* start RECORDS SUPPLIED *

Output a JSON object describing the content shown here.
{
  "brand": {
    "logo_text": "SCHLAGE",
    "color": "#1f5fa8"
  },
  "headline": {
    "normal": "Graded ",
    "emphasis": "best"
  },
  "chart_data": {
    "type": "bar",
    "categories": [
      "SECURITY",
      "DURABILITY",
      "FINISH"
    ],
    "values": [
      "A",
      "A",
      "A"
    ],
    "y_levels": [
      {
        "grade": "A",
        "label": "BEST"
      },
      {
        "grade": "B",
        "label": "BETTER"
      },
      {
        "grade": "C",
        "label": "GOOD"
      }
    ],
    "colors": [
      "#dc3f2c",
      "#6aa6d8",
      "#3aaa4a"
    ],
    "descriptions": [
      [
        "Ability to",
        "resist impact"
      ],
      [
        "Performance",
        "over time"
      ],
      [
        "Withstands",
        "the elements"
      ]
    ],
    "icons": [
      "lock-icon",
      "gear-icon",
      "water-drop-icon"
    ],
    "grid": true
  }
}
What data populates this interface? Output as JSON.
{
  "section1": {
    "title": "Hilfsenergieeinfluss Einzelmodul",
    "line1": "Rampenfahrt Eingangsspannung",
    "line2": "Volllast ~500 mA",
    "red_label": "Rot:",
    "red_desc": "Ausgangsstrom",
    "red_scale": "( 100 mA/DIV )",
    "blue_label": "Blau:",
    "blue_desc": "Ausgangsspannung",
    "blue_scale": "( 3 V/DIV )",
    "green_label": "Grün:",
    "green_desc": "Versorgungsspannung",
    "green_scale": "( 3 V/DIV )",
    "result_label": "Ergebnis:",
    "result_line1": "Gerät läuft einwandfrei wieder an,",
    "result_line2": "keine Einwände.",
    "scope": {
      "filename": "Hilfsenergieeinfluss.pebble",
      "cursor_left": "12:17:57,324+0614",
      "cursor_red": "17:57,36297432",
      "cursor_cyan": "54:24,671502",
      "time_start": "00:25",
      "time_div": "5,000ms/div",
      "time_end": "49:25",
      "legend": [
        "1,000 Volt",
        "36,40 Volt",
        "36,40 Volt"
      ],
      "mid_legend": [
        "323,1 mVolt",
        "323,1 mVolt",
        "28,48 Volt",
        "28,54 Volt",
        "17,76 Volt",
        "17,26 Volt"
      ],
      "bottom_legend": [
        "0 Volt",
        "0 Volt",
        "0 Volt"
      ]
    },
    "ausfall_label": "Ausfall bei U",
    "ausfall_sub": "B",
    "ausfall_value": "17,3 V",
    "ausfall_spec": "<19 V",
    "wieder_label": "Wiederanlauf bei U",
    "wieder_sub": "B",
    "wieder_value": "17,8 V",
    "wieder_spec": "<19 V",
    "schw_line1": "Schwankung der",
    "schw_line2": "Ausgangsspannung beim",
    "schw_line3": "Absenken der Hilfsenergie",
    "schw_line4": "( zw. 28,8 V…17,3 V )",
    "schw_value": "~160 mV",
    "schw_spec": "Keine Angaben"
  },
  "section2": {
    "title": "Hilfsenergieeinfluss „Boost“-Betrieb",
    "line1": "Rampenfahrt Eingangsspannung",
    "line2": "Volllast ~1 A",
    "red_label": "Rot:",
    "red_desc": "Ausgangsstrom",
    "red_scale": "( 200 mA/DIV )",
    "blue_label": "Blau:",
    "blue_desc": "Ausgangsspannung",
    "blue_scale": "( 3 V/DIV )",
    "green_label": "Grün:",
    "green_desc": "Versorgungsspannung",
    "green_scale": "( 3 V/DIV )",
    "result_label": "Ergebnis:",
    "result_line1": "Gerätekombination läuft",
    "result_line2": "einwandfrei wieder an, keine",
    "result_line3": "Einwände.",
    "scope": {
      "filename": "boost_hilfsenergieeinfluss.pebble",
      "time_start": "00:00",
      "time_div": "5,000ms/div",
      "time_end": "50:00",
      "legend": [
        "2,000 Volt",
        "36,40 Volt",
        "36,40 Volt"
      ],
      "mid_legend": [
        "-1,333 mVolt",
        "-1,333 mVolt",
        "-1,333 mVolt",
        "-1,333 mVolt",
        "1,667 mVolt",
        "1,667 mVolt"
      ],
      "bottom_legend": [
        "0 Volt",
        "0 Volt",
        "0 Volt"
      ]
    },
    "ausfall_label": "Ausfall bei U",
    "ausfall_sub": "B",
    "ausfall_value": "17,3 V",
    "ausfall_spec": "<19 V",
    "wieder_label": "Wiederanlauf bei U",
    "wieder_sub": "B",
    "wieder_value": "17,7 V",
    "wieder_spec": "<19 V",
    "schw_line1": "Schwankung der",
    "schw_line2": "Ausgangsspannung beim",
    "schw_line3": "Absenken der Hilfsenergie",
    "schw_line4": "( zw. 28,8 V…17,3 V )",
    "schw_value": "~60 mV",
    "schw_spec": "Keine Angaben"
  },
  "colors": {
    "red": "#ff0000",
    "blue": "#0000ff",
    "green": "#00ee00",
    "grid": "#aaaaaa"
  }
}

* end RECORDS SUPPLIED *

§ WRITTEN INSTRUCTION
Give only the number of lines in the data that hold the string "title".

§ COMPLETE OUTPUT
2